══ Fragmento del texto ══

Para la fecha, los vecinos notables que llevaban los apellidos Agüero, Argüelles, Castellanos, Cisneros, Figueroa, Miranda, Recio, Sánchez, entre otros, con orígenes en las Españas, -la de los siglos XVI y XVII-, tenían sus casas en las plazas de la Iglesia Mayor, San Francisco y la Merced, y a ella iban parientes a tertulias. No debieron ser solo disfrutados el Cantar del Mío Cid, entre otros “libros de caballería”.
El poeta canario Silvestre de Balboa debió leer cuanta literatura le hiciera ganar conocimientos para poder componer el texto épico Espejo de Paciencia, en 1608; y no solo eso, sino para saber las particularidades del comercio irregular británico con las “Indias Occidentales” y especialmente con la Mayor de las Antillas, rescates en los que el propio bardo canario estuvo involucrado y por el que fue acusado, junto a unos doscientos principeños, por el oidor de la Real Audiencia de Santo Domingo.
No obstante tales acusaciones en su contra, compuso la que llegaría a ser la primigenia e icónica obra de la literatura insular, por demás, añadiendo a su proyecto sugerentemente sociopolítico seis sonetistas, quienes, por el contenido de las octavas reales, no parecieron personajes improvisados, contaron con aficiones literarias.

═══

» **Enunciado del problema**
¿Podrías reproducir palabra por palabra el pasaje del fragmento sobre el Espejo de Paciencia que comienza en "El poeta canario" y continúa hasta "con aficiones literarias."? Los ítems son un material aparte, independiente del fragmento.

══ Ítems listados ══

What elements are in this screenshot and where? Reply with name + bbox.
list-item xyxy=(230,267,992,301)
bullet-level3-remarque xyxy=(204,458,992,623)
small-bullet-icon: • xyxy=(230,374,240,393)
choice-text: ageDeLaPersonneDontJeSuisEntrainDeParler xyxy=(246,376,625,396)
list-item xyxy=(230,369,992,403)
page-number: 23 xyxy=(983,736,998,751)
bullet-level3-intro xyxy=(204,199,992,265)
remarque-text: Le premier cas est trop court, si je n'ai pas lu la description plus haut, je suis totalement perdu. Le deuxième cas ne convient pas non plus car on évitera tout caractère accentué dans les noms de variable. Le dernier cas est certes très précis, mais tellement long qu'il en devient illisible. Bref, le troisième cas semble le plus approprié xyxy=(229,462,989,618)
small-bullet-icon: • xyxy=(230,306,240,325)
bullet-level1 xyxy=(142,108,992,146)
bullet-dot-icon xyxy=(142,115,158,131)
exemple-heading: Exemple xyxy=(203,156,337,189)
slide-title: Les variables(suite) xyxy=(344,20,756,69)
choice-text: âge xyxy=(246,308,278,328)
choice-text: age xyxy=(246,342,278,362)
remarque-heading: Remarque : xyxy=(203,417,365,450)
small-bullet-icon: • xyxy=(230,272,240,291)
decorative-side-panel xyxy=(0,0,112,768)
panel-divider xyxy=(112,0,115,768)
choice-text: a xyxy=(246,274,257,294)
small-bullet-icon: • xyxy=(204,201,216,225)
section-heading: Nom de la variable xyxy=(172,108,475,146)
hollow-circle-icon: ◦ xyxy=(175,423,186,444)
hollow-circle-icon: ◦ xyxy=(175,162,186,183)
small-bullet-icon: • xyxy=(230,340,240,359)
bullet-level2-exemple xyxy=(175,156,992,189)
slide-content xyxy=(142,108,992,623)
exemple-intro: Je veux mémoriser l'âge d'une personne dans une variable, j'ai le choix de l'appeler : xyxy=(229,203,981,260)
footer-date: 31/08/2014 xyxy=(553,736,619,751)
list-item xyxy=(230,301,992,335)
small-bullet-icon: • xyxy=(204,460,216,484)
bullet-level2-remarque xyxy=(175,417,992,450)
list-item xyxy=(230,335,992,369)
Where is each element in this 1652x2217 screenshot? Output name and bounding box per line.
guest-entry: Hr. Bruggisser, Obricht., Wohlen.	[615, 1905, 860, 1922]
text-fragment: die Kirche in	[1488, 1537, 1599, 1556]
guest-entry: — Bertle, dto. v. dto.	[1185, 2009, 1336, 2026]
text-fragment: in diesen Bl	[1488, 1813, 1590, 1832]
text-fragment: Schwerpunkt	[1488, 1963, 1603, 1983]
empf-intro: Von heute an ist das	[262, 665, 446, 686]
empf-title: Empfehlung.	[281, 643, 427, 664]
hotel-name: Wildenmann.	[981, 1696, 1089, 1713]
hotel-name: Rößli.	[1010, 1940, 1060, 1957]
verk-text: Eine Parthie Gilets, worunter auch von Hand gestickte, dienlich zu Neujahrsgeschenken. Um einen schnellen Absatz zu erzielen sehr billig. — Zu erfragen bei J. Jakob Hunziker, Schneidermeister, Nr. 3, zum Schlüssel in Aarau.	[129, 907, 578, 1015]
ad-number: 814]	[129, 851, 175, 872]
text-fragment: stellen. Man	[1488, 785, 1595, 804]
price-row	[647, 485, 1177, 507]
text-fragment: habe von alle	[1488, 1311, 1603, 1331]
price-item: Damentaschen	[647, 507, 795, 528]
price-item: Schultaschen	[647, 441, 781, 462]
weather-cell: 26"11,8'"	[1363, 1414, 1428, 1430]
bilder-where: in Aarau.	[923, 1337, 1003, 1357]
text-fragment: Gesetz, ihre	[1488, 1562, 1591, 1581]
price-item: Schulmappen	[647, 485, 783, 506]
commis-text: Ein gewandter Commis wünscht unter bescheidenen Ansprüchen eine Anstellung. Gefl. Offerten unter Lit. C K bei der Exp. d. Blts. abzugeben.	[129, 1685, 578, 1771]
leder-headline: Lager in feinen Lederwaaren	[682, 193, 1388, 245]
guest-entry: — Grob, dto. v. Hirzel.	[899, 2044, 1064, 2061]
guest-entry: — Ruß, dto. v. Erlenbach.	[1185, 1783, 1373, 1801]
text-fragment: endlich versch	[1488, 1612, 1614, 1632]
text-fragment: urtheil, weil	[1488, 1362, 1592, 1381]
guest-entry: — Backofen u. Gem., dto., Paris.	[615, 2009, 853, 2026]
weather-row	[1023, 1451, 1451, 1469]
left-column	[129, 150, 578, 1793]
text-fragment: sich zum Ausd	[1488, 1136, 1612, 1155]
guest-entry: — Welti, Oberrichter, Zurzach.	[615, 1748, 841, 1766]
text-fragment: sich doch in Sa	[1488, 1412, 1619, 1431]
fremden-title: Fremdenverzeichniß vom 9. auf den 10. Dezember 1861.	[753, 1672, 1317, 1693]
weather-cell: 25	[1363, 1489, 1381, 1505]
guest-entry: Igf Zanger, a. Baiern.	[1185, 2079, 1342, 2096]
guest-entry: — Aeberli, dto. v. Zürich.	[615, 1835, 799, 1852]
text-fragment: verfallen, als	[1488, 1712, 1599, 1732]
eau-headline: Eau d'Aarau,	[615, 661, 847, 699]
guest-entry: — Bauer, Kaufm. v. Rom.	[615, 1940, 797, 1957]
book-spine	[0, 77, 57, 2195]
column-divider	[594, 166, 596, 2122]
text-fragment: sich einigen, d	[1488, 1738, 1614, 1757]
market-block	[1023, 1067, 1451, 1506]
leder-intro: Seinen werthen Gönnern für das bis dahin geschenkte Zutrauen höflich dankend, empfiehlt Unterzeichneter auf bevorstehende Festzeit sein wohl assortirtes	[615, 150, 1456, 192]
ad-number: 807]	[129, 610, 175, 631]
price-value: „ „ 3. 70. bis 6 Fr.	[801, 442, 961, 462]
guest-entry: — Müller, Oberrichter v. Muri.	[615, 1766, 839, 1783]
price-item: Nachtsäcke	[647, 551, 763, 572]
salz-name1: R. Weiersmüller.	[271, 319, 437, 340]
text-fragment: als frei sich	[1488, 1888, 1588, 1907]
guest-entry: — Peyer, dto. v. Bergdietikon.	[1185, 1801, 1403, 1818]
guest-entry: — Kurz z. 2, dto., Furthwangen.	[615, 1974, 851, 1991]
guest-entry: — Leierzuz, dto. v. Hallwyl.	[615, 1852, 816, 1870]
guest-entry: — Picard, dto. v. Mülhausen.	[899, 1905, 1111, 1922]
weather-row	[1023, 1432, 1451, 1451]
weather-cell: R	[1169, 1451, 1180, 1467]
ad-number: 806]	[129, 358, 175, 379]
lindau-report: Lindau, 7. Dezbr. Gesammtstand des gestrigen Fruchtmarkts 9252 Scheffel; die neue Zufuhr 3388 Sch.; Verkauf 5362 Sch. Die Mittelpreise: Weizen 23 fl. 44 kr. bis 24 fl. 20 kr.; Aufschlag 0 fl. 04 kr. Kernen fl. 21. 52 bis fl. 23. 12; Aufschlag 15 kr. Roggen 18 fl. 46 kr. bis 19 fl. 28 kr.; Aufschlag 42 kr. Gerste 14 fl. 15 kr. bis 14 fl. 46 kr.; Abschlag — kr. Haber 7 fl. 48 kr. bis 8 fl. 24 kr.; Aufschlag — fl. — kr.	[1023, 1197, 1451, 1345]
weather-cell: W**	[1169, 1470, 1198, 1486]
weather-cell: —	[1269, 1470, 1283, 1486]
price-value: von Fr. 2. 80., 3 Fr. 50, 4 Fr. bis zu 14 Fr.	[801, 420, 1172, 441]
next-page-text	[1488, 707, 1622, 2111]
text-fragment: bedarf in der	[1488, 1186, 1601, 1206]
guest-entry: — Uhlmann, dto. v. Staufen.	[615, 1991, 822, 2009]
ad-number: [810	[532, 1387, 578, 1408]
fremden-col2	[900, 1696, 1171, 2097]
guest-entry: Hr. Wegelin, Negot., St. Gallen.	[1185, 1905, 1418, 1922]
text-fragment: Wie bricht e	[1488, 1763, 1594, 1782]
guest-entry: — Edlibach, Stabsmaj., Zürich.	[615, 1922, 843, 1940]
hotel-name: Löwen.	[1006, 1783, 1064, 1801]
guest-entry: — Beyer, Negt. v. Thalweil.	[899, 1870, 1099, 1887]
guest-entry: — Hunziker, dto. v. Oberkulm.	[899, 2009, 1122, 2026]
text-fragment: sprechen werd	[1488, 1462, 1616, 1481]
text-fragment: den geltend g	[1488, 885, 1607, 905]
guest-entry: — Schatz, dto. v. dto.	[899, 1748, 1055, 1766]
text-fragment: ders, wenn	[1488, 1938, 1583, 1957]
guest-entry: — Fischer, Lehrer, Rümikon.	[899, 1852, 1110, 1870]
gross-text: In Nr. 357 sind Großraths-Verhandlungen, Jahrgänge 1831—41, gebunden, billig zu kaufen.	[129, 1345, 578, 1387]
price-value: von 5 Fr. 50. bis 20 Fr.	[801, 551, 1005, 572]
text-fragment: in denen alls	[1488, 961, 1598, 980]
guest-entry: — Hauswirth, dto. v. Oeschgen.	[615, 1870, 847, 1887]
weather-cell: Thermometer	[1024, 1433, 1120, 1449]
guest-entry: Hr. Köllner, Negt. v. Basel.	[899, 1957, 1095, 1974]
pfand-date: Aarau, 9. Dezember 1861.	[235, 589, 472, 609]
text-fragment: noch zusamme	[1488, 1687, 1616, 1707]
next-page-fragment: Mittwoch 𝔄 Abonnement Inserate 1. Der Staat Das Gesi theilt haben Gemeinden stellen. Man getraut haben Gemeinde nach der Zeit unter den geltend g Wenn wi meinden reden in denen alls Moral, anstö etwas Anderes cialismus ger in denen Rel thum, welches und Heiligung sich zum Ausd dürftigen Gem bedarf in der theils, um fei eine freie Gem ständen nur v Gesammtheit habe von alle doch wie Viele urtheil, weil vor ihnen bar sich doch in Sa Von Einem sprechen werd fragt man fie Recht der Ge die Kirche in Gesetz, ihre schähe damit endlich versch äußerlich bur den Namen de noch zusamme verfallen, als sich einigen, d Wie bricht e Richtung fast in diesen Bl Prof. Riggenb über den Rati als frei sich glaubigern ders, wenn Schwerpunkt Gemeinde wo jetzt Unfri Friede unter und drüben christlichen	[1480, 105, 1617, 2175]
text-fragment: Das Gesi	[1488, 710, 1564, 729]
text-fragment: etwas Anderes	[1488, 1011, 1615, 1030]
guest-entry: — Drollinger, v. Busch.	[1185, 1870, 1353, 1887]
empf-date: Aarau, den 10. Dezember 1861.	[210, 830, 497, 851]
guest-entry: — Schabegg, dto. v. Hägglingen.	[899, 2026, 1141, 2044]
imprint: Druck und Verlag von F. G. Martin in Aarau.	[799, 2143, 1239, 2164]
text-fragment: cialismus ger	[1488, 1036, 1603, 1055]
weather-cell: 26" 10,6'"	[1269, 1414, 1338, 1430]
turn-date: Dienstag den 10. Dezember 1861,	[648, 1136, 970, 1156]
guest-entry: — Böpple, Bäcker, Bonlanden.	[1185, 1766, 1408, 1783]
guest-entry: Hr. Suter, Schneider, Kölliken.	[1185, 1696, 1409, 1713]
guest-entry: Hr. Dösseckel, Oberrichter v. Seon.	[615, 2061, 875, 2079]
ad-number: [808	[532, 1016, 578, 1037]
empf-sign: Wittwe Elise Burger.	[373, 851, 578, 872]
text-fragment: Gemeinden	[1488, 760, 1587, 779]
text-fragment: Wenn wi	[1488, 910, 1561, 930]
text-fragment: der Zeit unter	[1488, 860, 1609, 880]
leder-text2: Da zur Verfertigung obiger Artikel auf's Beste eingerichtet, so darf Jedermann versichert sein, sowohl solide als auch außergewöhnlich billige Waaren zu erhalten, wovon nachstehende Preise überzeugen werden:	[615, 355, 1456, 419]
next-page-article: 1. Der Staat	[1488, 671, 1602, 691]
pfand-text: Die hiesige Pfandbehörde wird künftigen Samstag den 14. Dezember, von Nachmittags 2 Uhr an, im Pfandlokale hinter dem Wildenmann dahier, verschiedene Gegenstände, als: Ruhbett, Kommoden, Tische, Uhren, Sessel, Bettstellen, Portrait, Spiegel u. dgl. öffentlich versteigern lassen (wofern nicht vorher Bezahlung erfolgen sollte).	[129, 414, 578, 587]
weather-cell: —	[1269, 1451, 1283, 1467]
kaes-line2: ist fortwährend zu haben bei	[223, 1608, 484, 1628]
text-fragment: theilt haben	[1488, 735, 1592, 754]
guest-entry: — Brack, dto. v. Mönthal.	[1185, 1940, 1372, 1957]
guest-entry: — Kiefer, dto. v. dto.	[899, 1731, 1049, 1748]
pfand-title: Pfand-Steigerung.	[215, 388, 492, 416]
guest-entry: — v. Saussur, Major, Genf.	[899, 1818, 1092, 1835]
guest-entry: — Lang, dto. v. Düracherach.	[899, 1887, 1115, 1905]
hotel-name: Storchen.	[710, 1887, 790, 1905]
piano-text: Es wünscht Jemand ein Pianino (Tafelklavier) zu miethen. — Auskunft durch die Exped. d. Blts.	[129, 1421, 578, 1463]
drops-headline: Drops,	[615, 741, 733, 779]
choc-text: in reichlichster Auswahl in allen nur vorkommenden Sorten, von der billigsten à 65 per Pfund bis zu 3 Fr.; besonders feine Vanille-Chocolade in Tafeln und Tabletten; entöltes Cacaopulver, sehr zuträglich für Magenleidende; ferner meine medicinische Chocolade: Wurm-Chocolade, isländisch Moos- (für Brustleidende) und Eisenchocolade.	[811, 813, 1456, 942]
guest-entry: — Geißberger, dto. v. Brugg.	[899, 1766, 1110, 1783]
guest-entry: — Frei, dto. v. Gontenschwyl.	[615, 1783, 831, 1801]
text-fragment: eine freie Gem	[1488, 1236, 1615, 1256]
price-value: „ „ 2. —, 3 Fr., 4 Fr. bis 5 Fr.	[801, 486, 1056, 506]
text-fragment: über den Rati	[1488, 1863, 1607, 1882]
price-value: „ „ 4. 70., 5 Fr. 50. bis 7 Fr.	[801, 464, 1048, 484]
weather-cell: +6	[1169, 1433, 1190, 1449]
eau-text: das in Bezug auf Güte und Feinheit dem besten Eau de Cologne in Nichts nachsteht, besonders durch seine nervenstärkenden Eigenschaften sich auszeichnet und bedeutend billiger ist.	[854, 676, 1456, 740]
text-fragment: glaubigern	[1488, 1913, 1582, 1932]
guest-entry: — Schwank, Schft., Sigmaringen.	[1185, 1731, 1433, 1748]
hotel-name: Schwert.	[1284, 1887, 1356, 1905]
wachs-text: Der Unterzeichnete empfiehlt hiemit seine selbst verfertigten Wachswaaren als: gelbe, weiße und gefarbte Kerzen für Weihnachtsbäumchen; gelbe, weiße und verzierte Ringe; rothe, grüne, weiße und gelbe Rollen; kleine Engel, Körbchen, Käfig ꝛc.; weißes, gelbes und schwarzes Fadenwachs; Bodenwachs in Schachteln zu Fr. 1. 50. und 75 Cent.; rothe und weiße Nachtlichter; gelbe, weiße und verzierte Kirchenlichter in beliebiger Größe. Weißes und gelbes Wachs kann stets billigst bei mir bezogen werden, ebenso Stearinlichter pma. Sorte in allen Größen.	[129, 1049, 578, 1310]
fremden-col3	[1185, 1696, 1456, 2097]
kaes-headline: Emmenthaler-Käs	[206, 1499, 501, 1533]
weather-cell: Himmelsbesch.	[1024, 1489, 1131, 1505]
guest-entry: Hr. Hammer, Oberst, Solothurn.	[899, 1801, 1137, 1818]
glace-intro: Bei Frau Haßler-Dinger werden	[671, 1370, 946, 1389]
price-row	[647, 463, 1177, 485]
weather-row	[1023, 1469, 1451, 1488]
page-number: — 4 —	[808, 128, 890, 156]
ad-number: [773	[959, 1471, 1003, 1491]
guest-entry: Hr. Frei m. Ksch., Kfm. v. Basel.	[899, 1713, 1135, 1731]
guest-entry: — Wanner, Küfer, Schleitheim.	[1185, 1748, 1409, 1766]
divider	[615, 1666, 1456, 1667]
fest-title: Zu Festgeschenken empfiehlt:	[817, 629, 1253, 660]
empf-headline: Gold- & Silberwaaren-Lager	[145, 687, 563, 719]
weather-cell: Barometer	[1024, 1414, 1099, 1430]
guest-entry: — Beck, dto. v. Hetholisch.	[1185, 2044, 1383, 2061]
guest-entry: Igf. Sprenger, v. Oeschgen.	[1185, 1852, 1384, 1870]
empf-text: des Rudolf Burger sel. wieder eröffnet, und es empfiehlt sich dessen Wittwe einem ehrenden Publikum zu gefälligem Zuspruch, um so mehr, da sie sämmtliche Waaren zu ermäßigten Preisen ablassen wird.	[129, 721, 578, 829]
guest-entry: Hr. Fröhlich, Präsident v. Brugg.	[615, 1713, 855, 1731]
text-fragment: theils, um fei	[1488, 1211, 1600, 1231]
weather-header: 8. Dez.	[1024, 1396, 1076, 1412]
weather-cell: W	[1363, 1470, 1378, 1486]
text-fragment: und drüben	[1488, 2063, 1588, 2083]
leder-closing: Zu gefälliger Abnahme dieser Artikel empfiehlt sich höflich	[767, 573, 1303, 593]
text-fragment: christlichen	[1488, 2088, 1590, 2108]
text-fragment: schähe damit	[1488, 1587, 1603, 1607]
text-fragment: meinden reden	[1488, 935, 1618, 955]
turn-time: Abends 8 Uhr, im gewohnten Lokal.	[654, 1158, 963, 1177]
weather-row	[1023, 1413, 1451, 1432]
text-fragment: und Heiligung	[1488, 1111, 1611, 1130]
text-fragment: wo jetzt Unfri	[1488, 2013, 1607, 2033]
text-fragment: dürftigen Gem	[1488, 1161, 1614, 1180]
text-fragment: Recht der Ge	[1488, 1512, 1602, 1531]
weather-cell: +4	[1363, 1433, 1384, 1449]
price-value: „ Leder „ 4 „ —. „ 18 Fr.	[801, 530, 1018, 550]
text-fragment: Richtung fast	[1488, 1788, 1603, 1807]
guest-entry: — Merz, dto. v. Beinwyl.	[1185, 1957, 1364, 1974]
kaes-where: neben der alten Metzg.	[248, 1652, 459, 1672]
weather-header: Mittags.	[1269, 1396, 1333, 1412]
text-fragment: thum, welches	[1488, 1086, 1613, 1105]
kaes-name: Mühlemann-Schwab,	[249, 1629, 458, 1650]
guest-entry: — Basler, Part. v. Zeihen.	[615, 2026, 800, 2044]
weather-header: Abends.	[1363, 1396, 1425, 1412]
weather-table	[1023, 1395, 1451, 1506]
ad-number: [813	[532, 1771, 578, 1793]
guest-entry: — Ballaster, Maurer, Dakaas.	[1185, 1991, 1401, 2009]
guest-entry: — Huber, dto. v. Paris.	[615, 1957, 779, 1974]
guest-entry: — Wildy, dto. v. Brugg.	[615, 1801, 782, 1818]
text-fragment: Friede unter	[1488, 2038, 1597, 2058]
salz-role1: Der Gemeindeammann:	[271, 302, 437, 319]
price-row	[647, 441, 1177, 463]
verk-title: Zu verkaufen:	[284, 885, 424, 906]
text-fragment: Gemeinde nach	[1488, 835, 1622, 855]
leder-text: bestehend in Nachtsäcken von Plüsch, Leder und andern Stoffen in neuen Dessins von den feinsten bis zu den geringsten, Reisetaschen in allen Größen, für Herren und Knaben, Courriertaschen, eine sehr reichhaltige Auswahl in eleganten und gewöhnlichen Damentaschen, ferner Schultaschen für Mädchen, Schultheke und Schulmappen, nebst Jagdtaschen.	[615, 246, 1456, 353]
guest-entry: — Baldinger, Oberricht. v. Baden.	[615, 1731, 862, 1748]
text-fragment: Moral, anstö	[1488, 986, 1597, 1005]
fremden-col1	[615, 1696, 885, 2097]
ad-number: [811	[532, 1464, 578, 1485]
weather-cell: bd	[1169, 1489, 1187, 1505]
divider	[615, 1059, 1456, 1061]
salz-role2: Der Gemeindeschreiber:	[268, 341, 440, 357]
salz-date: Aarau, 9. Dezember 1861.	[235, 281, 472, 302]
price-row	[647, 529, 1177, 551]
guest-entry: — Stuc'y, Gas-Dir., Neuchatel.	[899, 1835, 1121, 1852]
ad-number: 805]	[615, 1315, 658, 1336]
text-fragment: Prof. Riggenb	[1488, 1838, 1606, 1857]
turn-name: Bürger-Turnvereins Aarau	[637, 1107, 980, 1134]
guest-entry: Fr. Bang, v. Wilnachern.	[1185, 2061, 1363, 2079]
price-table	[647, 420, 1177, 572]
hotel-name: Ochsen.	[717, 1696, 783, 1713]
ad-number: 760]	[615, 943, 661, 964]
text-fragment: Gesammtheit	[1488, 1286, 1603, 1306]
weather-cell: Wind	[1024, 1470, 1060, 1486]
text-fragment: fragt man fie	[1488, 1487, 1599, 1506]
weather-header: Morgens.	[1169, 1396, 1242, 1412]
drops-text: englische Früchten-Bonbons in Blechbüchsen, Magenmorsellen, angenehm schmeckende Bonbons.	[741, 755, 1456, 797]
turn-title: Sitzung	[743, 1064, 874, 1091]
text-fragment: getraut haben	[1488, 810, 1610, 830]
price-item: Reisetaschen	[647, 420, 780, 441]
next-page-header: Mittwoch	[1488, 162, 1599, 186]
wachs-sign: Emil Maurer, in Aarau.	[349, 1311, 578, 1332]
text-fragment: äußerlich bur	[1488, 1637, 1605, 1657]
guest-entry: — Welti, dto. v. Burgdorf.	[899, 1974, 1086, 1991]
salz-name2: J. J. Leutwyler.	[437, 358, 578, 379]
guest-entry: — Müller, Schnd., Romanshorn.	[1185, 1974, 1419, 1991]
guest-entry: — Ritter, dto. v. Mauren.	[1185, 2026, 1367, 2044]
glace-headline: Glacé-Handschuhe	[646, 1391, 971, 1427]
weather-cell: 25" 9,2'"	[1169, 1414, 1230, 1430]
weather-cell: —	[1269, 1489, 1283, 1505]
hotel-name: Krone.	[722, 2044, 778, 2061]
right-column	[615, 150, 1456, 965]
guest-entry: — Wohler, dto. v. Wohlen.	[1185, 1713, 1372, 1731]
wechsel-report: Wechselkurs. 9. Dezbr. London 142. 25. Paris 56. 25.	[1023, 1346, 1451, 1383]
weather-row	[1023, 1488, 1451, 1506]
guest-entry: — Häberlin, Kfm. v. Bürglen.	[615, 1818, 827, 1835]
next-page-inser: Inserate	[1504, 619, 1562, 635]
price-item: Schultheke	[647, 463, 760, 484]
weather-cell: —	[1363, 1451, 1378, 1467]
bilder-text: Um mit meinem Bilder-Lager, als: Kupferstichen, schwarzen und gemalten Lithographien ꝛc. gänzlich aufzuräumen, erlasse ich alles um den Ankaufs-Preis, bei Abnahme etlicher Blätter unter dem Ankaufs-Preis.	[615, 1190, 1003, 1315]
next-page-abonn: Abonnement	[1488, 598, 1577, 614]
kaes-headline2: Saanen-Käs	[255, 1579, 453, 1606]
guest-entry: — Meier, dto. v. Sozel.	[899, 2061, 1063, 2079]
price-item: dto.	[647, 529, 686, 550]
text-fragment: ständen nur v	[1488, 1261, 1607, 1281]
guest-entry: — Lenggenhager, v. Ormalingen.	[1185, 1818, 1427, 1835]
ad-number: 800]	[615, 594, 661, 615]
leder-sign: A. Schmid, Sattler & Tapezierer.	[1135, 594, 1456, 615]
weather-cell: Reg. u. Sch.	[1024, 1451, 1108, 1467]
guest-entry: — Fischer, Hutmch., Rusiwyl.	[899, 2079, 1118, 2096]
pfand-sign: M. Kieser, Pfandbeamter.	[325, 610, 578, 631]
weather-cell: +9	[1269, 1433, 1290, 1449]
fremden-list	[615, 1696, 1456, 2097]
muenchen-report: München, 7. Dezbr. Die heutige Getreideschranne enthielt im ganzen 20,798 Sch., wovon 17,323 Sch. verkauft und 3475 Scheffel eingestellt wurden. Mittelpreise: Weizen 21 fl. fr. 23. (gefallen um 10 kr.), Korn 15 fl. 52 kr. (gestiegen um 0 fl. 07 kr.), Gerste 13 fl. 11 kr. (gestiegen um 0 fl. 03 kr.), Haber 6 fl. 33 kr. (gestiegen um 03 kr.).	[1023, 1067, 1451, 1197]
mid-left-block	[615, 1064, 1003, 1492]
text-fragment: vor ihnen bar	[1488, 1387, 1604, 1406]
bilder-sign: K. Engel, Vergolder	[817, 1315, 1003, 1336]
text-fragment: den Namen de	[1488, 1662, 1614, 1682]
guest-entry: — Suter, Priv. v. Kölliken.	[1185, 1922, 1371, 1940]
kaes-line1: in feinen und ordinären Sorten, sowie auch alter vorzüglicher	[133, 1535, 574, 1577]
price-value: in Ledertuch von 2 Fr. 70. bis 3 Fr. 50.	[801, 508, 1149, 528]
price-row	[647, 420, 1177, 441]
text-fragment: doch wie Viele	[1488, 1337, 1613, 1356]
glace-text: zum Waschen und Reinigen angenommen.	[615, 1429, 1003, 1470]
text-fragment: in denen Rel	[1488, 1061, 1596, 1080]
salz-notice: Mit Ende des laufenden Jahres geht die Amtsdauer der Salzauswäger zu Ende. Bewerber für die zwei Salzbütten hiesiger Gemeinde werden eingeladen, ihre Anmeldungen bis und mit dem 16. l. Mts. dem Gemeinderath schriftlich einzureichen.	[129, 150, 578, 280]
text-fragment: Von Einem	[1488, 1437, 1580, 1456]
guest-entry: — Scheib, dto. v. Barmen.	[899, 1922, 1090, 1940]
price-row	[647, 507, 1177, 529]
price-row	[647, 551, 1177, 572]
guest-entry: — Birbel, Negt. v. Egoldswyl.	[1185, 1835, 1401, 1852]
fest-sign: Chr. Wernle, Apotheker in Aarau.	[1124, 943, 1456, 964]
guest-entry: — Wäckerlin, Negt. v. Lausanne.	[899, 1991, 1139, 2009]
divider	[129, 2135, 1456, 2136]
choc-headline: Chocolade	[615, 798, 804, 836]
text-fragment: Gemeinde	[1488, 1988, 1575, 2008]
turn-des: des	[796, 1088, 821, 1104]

═══

» **Respuesta del ejercicio**
El poeta canario Silvestre de Balboa debió leer cuanta literatura le hiciera ganar conocimientos para poder componer el texto épico Espejo de Paciencia, en 1608; y no solo eso, sino para saber las particularidades del comercio irregular británico con las “Indias Occidentales” y especialmente con la Mayor de las Antillas, rescates en los que el propio bardo canario estuvo involucrado y por el que fue acusado, junto a unos doscientos principeños, por el oidor de la Real Audiencia de Santo Domingo.
No obstante tales acusaciones en su contra, compuso la que llegaría a ser la primigenia e icónica obra de la literatura insular, por demás, añadiendo a su proyecto sugerentemente sociopolítico seis sonetistas, quienes, por el contenido de las octavas reales, no parecieron personajes improvisados, contaron con aficiones literarias.